Instructions for the task:
Return all lines in the material below that contain "this".

:: Dataset entries

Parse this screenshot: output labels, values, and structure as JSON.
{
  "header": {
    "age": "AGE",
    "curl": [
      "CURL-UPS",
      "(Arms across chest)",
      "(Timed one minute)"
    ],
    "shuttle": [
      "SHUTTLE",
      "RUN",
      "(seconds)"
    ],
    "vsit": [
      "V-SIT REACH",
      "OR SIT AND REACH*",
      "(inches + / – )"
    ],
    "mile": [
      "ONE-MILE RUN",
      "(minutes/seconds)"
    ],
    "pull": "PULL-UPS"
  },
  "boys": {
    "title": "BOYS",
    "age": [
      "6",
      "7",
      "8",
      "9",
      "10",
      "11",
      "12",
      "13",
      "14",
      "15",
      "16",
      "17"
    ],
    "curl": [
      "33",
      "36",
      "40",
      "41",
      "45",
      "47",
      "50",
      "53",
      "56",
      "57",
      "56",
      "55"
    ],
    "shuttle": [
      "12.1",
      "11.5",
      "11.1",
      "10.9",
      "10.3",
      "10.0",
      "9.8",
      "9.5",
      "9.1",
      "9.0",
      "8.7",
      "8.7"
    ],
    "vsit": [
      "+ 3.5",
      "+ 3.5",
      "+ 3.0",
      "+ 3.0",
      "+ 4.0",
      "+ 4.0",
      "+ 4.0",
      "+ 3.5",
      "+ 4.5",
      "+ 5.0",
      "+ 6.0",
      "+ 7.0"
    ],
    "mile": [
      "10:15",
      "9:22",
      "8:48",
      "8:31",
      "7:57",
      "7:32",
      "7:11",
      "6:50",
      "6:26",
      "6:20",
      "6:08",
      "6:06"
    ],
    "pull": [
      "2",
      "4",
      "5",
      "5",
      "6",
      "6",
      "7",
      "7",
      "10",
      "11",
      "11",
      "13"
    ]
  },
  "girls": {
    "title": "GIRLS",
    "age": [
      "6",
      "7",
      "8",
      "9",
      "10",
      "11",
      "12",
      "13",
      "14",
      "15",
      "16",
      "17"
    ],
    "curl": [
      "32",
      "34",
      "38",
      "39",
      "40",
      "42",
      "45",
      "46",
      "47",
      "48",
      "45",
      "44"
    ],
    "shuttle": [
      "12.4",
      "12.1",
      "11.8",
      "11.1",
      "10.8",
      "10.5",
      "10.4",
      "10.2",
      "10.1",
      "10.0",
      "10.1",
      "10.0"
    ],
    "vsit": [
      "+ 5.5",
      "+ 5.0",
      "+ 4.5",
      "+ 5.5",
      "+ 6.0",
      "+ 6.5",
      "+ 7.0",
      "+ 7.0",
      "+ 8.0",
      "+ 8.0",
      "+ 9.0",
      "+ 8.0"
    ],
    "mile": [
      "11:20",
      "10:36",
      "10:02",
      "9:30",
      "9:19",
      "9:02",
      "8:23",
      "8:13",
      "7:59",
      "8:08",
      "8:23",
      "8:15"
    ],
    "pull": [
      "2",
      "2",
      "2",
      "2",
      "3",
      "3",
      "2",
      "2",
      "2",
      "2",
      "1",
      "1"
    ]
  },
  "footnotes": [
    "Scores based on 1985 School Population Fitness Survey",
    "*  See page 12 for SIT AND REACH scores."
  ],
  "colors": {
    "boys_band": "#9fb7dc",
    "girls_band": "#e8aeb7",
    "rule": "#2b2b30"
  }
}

::::
:: Dataset entries

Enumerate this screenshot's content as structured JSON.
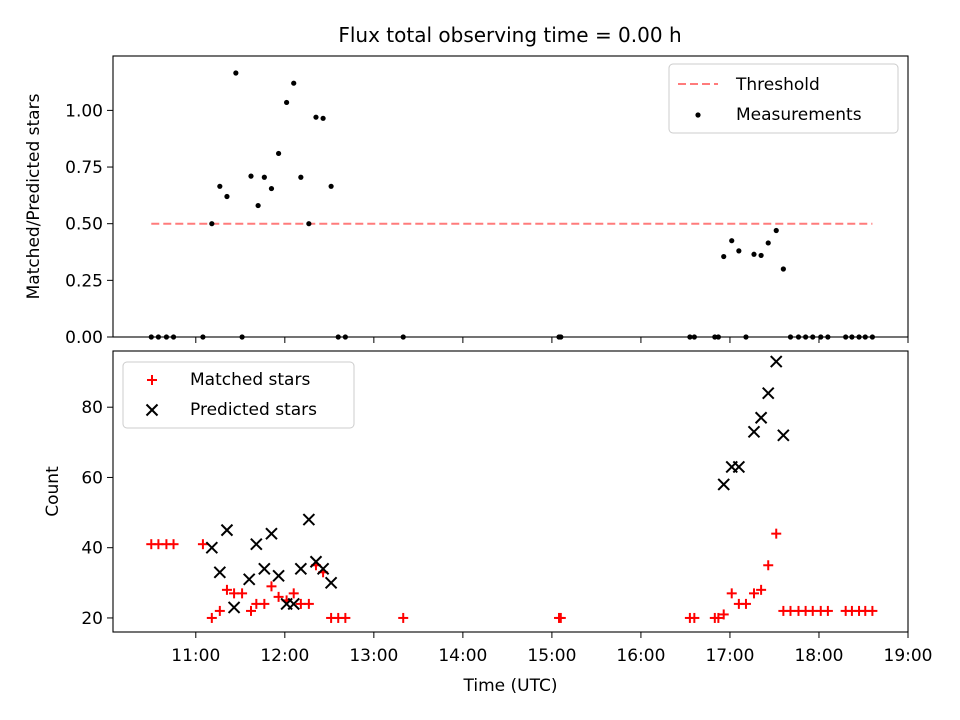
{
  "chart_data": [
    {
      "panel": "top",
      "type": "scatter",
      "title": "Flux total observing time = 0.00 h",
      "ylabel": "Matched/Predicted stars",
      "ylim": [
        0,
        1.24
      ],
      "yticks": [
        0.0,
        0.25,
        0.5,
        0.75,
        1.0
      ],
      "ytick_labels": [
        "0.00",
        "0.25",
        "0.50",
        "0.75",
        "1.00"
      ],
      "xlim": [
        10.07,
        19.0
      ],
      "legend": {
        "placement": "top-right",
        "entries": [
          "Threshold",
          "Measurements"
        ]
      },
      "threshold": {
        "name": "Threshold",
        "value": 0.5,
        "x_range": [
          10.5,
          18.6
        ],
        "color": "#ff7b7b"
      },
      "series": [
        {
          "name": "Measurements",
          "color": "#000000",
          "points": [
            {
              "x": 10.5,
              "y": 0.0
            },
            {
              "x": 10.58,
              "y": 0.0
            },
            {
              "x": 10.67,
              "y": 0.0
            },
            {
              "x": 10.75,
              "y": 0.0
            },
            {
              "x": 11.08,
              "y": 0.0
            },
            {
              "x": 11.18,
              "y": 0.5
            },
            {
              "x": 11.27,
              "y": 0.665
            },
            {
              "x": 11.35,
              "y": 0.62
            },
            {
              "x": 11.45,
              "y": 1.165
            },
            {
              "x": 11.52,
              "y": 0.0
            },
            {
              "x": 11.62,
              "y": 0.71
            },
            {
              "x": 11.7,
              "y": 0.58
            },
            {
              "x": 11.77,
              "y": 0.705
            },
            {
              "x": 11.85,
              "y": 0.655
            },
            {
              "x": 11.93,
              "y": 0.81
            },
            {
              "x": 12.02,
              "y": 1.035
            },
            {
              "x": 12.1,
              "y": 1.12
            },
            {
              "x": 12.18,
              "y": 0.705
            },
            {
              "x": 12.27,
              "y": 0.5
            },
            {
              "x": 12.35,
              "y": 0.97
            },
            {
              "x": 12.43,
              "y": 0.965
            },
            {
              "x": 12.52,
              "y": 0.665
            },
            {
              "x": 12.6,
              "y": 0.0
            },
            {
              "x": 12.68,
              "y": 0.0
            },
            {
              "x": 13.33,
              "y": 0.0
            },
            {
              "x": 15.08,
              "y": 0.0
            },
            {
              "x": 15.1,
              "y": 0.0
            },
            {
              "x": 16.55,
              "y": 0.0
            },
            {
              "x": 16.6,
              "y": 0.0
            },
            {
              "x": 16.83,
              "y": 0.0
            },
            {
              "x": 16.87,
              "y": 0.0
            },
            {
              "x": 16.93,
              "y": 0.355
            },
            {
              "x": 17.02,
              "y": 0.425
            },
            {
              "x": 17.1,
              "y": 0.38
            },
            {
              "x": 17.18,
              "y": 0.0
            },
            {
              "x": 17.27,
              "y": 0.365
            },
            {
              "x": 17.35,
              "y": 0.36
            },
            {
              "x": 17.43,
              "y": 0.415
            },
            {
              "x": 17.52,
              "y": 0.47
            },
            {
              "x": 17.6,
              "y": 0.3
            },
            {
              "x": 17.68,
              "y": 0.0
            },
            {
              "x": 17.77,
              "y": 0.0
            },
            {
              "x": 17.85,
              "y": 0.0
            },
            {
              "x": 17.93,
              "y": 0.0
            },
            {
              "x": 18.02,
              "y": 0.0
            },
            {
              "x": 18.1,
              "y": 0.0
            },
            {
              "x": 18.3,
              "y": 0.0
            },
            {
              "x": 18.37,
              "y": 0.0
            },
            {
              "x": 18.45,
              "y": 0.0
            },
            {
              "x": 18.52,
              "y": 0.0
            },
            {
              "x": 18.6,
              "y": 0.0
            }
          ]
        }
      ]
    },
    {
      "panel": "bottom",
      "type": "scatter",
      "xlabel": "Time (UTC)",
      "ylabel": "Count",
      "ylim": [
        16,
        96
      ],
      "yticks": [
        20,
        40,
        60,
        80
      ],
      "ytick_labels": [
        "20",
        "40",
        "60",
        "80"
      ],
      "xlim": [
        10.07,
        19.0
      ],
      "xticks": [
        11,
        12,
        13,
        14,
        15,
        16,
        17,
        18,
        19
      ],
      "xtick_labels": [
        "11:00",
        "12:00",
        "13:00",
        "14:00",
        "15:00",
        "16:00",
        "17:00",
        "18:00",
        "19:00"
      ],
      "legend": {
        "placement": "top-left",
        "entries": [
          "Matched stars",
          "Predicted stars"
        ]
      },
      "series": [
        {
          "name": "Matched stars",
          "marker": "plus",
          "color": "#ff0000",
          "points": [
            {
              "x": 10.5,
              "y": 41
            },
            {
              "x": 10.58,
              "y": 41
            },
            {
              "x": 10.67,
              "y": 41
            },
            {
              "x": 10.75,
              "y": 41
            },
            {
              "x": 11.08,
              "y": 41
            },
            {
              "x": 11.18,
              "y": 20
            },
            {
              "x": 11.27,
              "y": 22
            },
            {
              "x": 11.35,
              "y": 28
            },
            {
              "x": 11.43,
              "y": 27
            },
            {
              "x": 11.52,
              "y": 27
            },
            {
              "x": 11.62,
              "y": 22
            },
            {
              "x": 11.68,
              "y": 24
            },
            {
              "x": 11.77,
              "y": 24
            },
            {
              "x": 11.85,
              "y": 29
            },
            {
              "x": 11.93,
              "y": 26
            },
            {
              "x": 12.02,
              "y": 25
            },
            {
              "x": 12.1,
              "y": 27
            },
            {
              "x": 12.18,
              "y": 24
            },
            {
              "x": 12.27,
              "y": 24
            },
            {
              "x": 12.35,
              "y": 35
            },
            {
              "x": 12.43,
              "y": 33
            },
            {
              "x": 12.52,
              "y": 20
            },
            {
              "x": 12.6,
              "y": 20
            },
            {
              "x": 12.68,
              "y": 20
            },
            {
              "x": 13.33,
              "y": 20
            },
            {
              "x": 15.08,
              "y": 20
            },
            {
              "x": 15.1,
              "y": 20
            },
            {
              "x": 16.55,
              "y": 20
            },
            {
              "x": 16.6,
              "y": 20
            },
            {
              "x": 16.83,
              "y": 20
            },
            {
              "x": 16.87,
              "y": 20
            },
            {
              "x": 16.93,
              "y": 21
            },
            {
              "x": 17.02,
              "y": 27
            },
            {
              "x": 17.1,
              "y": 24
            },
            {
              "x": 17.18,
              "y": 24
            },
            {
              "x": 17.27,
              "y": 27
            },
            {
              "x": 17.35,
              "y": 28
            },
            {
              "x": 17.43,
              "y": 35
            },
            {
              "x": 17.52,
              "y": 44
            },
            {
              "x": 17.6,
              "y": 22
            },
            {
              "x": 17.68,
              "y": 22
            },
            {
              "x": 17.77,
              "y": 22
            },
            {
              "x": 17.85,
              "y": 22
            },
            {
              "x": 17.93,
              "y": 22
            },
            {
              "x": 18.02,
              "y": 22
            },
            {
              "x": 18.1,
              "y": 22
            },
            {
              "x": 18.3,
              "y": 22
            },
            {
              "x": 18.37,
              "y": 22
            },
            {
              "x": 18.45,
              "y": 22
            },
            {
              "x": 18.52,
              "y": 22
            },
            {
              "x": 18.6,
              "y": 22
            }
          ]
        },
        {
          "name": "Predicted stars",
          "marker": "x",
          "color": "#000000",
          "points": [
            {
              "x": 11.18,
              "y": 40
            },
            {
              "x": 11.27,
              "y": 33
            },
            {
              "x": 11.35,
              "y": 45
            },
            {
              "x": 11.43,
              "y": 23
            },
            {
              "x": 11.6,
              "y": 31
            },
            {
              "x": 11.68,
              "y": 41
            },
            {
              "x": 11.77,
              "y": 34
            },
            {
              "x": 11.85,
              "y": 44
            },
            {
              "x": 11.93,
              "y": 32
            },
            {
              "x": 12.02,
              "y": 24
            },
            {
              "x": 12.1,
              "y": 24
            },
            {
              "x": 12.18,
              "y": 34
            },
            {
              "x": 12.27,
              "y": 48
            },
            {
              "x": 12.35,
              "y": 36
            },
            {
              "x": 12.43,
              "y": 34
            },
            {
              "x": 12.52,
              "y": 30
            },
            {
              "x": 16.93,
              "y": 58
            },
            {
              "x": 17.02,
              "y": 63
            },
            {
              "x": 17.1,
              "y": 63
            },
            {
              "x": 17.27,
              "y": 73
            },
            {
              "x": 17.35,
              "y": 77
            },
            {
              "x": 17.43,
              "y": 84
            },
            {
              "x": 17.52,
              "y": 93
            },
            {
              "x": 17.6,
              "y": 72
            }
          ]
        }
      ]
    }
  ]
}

::::

Task answer:
Parse this screenshot: output labels, values, and structure as JSON.
Enumerate this screenshot's content as structured JSON.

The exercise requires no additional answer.